** WHAT IS EXPECTED **
Count lines holding the string "Eviction" in the data that follows. Reply with one number only.

___ DATA FOR THIS TASK ___

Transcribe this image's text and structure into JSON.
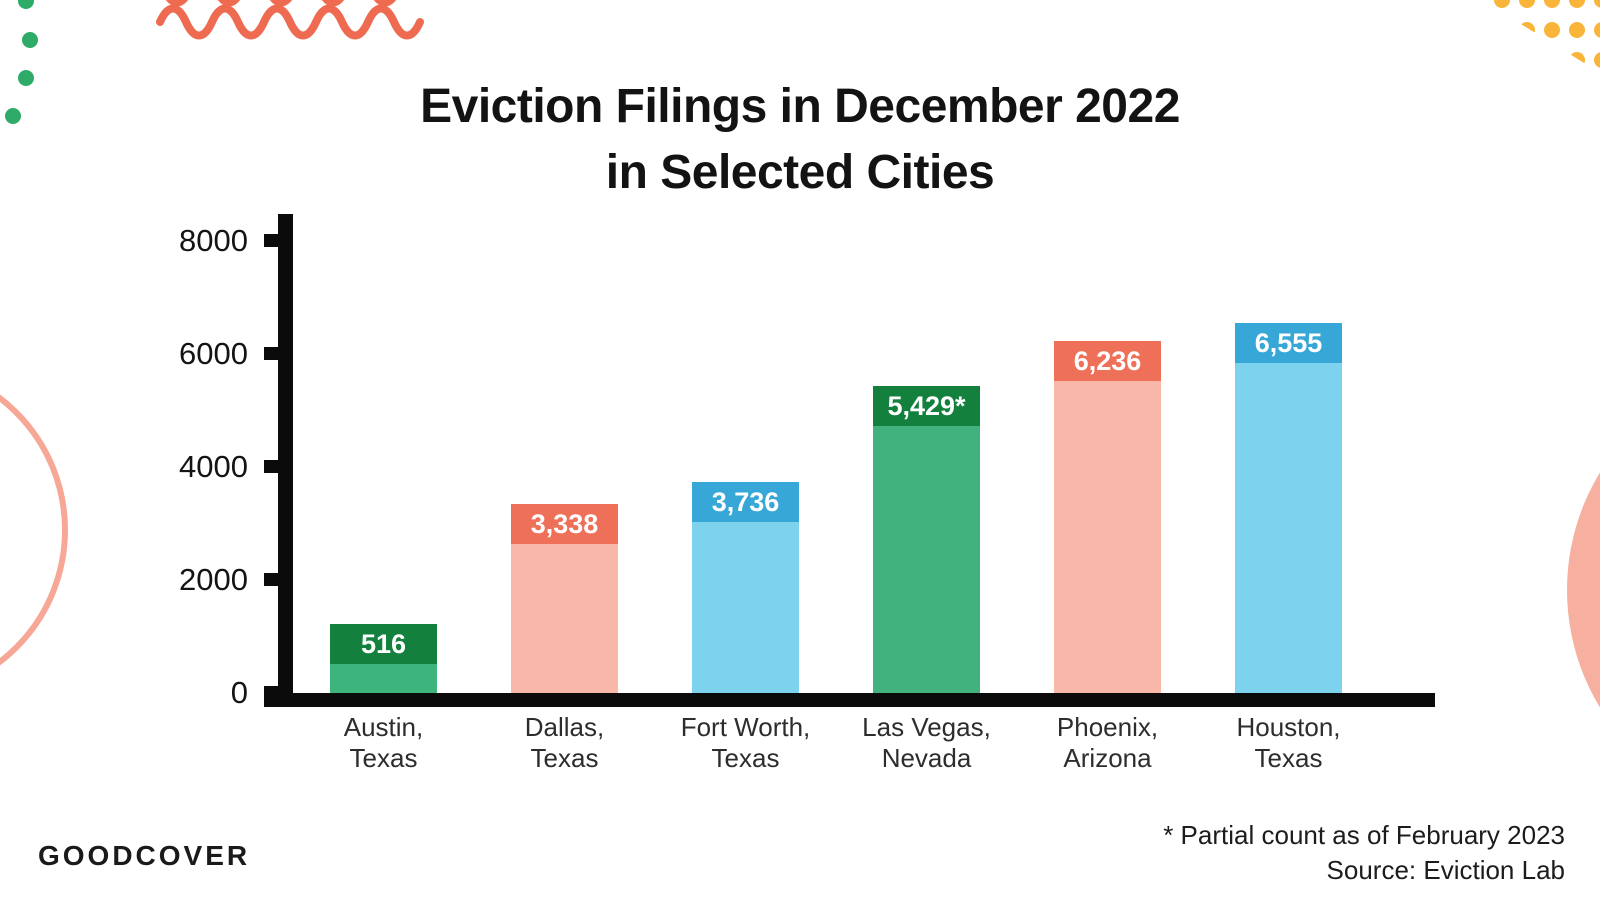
{
  "title": {
    "line1": "Eviction Filings in December 2022",
    "line2": "in Selected Cities"
  },
  "chart_data": {
    "type": "bar",
    "title": "Eviction Filings in December 2022 in Selected Cities",
    "xlabel": "",
    "ylabel": "",
    "ylim": [
      0,
      8000
    ],
    "yticks": [
      0,
      2000,
      4000,
      6000,
      8000
    ],
    "grid": false,
    "legend": false,
    "categories": [
      "Austin, Texas",
      "Dallas, Texas",
      "Fort Worth, Texas",
      "Las Vegas, Nevada",
      "Phoenix, Arizona",
      "Houston, Texas"
    ],
    "values": [
      516,
      3338,
      3736,
      5429,
      6236,
      6555
    ],
    "bars": [
      {
        "city": "Austin,",
        "state": "Texas",
        "value": 516,
        "label": "516",
        "body_color": "#3db47c",
        "cap_color": "#13803e",
        "label_outside": true
      },
      {
        "city": "Dallas,",
        "state": "Texas",
        "value": 3338,
        "label": "3,338",
        "body_color": "#f8b7a8",
        "cap_color": "#ee7058",
        "label_outside": false
      },
      {
        "city": "Fort Worth,",
        "state": "Texas",
        "value": 3736,
        "label": "3,736",
        "body_color": "#7dd3ee",
        "cap_color": "#36a7d6",
        "label_outside": false
      },
      {
        "city": "Las Vegas,",
        "state": "Nevada",
        "value": 5429,
        "label": "5,429*",
        "body_color": "#41b17d",
        "cap_color": "#13803e",
        "label_outside": false
      },
      {
        "city": "Phoenix,",
        "state": "Arizona",
        "value": 6236,
        "label": "6,236",
        "body_color": "#f8b7a8",
        "cap_color": "#ee7058",
        "label_outside": false
      },
      {
        "city": "Houston,",
        "state": "Texas",
        "value": 6555,
        "label": "6,555",
        "body_color": "#7dd3ee",
        "cap_color": "#36a7d6",
        "label_outside": false
      }
    ]
  },
  "footer": {
    "brand": "GOODCOVER",
    "note_line1": "* Partial count as of February 2023",
    "note_line2": "Source: Eviction Lab"
  },
  "colors": {
    "accent_green": "#2fab68",
    "accent_coral": "#ee6a50",
    "accent_yellow": "#f9b43a",
    "accent_pink_outline": "#f6a795",
    "accent_pink_fill": "#f7b0a0",
    "axis_black": "#0b0b0b"
  }
}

___

** EXERCISE OUTPUT **
3